### Given problem
Carry none of the pictures over; set down the material below exactly.

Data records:
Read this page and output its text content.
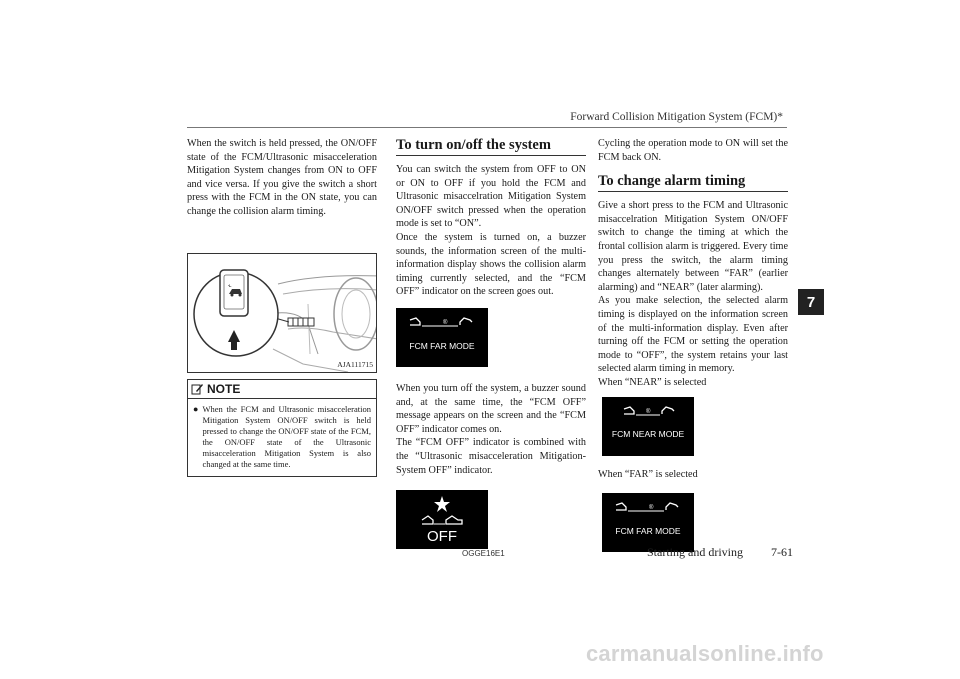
Forward Collision Mitigation System (FCM)*
7

When the switch is held pressed, the ON/OFF state of the FCM/Ultrasonic misacceleration Mitigation System changes from ON to OFF and vice versa. If you give the switch a short press with the FCM in the ON state, you can change the collision alarm timing.

AJA111715
NOTE
● When the FCM and Ultrasonic misacceleration Mitigation System ON/OFF switch is held pressed to change the ON/OFF state of the FCM, the ON/OFF state of the Ultrasonic misacceleration Mitigation System is also changed at the same time.
To turn on/off the system

You can switch the system from OFF to ON or ON to OFF if you hold the FCM and Ultrasonic misaccelration Mitigation System ON/OFF switch pressed when the operation mode is set to “ON”.

Once the system is turned on, a buzzer sounds, the information screen of the multi-information display shows the collision alarm timing currently selected, and the “FCM OFF” indicator on the screen goes out.

®
FCM FAR MODE

When you turn off the system, a buzzer sound and, at the same time, the “FCM OFF” message appears on the screen and the “FCM OFF” indicator comes on.

The “FCM OFF” indicator is combined with the “Ultrasonic misacceleration Mitigation-System OFF” indicator.

OFF

Cycling the operation mode to ON will set the FCM back ON.

To change alarm timing

Give a short press to the FCM and Ultrasonic misaccelration Mitigation System ON/OFF switch to change the timing at which the frontal collision alarm is triggered. Every time you press the switch, the alarm timing changes alternately between “FAR” (earlier alarming) and “NEAR” (later alarming).

As you make selection, the selected alarm timing is displayed on the information screen of the multi-information display. Even after turning off the FCM or setting the operation mode to “OFF”, the system retains your last selected alarm timing in memory.

When “NEAR” is selected

®
FCM NEAR MODE

When “FAR” is selected

®
FCM FAR MODE
OGGE16E1	Starting and driving 7-61
carmanualsonline.info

### Answer to this problem
Read this page and output its text content.
Forward Collision Mitigation System (FCM)*
7

When the switch is held pressed, the ON/OFF state of the FCM/Ultrasonic misacceleration Mitigation System changes from ON to OFF and vice versa. If you give the switch a short press with the FCM in the ON state, you can change the collision alarm timing.

AJA111715
NOTE
● When the FCM and Ultrasonic misacceleration Mitigation System ON/OFF switch is held pressed to change the ON/OFF state of the FCM, the ON/OFF state of the Ultrasonic misacceleration Mitigation System is also changed at the same time.
To turn on/off the system

You can switch the system from OFF to ON or ON to OFF if you hold the FCM and Ultrasonic misaccelration Mitigation System ON/OFF switch pressed when the operation mode is set to “ON”.

Once the system is turned on, a buzzer sounds, the information screen of the multi-information display shows the collision alarm timing currently selected, and the “FCM OFF” indicator on the screen goes out.

®
FCM FAR MODE

When you turn off the system, a buzzer sound and, at the same time, the “FCM OFF” message appears on the screen and the “FCM OFF” indicator comes on.

The “FCM OFF” indicator is combined with the “Ultrasonic misacceleration Mitigation-System OFF” indicator.

OFF

Cycling the operation mode to ON will set the FCM back ON.

To change alarm timing

Give a short press to the FCM and Ultrasonic misaccelration Mitigation System ON/OFF switch to change the timing at which the frontal collision alarm is triggered. Every time you press the switch, the alarm timing changes alternately between “FAR” (earlier alarming) and “NEAR” (later alarming).

As you make selection, the selected alarm timing is displayed on the information screen of the multi-information display. Even after turning off the FCM or setting the operation mode to “OFF”, the system retains your last selected alarm timing in memory.

When “NEAR” is selected

®
FCM NEAR MODE

When “FAR” is selected

®
FCM FAR MODE
OGGE16E1	Starting and driving 7-61
carmanualsonline.info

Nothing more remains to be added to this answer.